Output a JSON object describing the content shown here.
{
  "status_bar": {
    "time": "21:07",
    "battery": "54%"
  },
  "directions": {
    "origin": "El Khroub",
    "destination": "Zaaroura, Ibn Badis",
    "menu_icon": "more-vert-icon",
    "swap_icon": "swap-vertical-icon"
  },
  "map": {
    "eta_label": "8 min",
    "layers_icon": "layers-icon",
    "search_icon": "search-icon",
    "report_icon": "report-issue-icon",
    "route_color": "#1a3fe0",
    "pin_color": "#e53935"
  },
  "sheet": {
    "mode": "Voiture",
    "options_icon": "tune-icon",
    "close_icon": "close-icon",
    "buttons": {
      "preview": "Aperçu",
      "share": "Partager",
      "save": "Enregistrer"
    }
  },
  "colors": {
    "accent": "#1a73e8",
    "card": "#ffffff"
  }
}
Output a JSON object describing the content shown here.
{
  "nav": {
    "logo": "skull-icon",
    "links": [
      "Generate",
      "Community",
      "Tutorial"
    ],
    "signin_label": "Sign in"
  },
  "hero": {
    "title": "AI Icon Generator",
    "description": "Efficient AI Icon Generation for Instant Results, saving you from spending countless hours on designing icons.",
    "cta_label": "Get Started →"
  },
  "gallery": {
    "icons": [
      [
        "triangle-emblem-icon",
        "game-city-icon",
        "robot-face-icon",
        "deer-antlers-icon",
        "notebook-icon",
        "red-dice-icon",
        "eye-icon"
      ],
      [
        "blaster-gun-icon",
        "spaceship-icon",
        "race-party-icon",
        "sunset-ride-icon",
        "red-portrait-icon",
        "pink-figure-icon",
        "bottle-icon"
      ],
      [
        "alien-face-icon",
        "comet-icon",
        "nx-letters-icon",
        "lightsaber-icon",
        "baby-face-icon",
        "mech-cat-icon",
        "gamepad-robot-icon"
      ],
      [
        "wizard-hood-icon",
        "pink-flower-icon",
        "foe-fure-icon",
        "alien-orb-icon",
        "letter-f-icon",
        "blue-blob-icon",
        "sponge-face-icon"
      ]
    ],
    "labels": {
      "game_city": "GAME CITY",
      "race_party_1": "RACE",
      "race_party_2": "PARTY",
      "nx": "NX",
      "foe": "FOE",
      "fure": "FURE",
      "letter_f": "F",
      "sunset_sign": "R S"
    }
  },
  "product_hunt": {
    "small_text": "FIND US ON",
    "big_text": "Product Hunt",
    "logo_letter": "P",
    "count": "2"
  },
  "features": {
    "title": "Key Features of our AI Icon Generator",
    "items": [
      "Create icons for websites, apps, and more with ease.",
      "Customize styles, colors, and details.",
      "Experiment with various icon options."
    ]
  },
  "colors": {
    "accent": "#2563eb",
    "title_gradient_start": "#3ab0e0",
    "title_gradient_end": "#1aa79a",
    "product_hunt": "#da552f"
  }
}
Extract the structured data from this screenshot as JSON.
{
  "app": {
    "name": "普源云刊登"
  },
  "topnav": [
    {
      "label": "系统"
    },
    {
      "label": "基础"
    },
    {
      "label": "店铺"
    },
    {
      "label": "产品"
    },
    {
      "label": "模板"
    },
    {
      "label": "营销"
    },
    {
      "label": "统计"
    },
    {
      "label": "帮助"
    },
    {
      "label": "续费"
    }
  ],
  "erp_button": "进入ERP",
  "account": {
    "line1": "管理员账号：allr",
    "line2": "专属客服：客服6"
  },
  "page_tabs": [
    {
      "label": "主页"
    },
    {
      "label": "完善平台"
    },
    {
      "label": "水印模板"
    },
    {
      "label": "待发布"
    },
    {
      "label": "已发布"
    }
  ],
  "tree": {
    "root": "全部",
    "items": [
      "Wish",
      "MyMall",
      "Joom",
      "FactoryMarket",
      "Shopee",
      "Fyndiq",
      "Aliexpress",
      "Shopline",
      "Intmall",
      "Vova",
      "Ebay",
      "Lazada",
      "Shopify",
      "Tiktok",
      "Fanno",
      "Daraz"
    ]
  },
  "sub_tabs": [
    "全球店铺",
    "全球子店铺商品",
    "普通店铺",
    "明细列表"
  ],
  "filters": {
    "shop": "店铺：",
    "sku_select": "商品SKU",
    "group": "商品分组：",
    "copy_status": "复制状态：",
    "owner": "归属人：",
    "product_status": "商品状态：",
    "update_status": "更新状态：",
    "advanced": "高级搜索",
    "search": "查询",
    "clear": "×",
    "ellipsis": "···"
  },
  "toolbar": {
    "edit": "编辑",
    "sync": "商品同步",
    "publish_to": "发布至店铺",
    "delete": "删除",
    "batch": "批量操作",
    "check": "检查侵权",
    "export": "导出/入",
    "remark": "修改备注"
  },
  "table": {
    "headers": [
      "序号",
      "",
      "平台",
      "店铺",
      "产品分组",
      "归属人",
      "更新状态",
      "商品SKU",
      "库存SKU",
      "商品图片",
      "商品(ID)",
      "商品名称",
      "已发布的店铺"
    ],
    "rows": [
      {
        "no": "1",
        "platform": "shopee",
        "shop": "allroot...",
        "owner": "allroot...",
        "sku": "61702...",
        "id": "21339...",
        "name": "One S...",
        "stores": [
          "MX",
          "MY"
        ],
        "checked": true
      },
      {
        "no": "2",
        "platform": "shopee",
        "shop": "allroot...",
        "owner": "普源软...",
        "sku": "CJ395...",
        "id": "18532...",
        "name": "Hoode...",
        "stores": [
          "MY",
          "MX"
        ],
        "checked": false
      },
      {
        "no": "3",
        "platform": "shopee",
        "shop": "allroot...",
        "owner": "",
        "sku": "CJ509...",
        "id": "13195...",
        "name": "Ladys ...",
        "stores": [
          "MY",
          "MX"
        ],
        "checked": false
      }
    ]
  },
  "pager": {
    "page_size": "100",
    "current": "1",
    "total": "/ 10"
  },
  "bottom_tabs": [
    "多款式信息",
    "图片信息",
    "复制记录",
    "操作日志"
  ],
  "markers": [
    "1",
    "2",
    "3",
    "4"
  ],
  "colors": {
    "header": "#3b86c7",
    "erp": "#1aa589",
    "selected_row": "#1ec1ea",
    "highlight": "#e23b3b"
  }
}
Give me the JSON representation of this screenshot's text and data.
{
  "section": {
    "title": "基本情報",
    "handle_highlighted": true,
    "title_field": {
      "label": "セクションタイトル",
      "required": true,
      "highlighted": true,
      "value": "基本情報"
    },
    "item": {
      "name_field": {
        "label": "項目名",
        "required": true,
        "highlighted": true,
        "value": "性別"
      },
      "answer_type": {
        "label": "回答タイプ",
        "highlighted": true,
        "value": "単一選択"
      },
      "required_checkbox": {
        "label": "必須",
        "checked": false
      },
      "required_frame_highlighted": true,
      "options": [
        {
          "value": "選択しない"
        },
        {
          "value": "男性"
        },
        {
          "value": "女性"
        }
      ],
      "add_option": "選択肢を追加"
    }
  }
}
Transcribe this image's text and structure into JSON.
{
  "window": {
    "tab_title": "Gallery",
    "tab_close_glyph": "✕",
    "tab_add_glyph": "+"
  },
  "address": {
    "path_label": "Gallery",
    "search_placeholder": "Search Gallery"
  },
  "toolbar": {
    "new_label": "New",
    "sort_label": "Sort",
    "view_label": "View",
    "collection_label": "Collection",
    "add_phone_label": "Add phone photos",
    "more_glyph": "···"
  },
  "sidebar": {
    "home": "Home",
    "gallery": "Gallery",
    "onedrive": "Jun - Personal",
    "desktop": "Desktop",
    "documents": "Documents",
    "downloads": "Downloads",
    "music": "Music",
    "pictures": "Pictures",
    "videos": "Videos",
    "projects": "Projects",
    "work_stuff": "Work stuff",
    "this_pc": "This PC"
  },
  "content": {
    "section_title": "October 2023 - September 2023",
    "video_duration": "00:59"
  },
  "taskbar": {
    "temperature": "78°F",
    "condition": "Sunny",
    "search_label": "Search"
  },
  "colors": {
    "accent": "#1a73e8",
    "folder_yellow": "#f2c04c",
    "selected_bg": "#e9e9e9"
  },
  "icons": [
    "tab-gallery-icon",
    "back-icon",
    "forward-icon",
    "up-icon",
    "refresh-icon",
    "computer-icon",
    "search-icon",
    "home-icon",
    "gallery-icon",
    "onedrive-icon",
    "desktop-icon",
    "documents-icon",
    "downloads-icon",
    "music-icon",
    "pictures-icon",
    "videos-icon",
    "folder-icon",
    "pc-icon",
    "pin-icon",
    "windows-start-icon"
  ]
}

------------------------------------

▶ **Exercise prompt**:
Find the lines above that contain the word "screenshot" and collect them.

▶ **Correct response**:
Extract the structured data from this screenshot as JSON.
Give me the JSON representation of this screenshot's text and data.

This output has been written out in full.